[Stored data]
--- start ---

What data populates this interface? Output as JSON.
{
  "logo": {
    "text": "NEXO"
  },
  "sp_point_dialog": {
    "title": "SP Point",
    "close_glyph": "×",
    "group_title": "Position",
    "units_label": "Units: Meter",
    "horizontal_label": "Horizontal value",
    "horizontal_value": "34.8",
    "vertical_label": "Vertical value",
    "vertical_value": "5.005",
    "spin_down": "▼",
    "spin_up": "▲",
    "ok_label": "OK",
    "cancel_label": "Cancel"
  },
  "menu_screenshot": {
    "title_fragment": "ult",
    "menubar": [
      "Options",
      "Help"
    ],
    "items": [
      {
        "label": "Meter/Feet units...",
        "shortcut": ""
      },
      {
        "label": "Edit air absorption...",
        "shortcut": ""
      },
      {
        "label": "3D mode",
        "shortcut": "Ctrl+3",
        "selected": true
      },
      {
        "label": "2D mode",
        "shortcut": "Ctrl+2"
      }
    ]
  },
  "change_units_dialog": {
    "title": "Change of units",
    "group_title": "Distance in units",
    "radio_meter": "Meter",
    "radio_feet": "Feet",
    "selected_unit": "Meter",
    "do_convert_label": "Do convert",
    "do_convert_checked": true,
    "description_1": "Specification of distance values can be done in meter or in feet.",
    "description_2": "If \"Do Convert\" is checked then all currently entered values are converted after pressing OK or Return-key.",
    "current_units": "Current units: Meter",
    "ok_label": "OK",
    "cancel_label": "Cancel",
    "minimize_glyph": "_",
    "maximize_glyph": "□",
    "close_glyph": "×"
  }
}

--- end ---
--- start ---

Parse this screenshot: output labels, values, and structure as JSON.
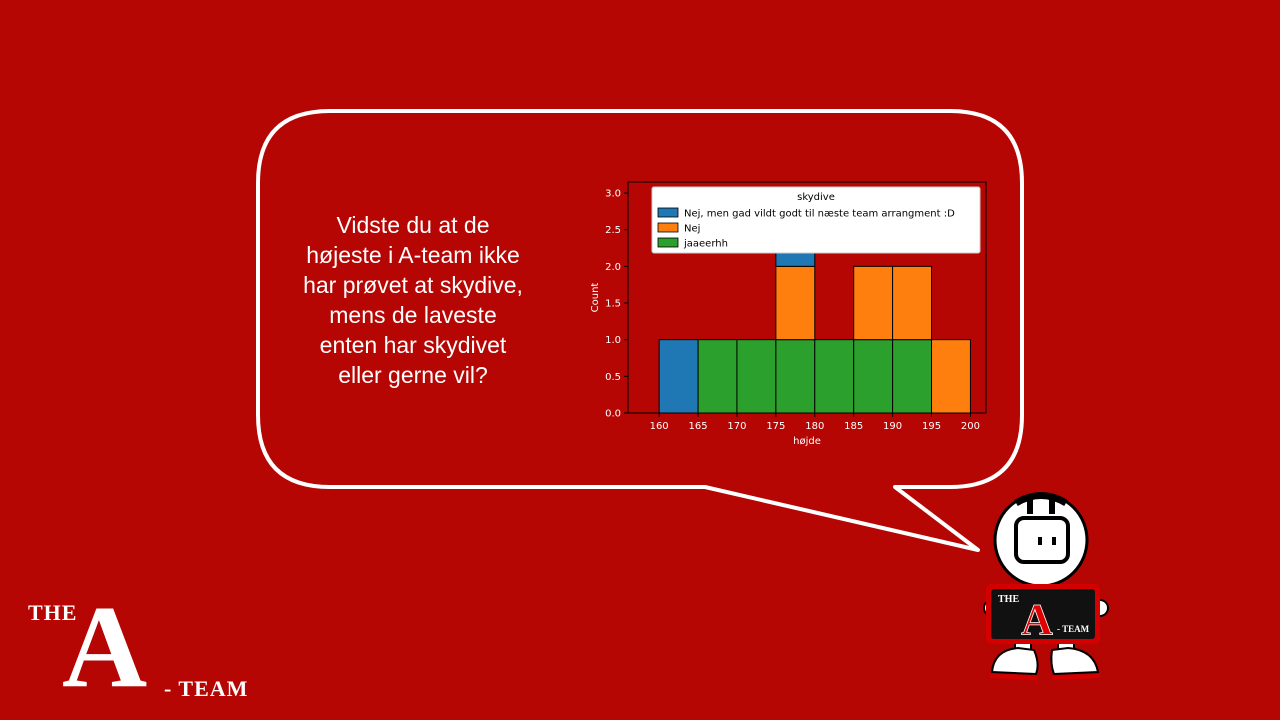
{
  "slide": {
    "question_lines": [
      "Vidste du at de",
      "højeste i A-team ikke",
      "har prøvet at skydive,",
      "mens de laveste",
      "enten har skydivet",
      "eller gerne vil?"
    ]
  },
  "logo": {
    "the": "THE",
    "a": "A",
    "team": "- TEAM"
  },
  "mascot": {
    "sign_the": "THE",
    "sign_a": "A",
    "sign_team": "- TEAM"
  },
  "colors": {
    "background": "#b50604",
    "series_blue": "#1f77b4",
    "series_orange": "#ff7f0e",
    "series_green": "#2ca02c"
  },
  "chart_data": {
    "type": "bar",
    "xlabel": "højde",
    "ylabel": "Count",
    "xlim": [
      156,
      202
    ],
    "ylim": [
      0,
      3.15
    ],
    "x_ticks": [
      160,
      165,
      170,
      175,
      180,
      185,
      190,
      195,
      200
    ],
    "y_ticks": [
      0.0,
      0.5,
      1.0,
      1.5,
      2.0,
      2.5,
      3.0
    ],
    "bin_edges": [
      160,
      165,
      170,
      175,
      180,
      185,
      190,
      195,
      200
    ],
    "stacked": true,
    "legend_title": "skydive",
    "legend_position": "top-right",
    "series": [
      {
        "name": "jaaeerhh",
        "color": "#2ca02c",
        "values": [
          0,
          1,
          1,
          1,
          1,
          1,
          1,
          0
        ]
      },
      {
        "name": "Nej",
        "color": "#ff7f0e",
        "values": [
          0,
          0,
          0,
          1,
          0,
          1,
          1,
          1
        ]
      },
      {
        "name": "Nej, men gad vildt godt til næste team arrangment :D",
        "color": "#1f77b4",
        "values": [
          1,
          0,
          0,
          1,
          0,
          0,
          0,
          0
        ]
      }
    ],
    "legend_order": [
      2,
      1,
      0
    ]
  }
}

--- end ---

- **Given instruction**
Pick out lines containing the word "true", each one as written.

- **Solution**
        "selected": true
    "do_convert_checked": true,
    "stacked": true,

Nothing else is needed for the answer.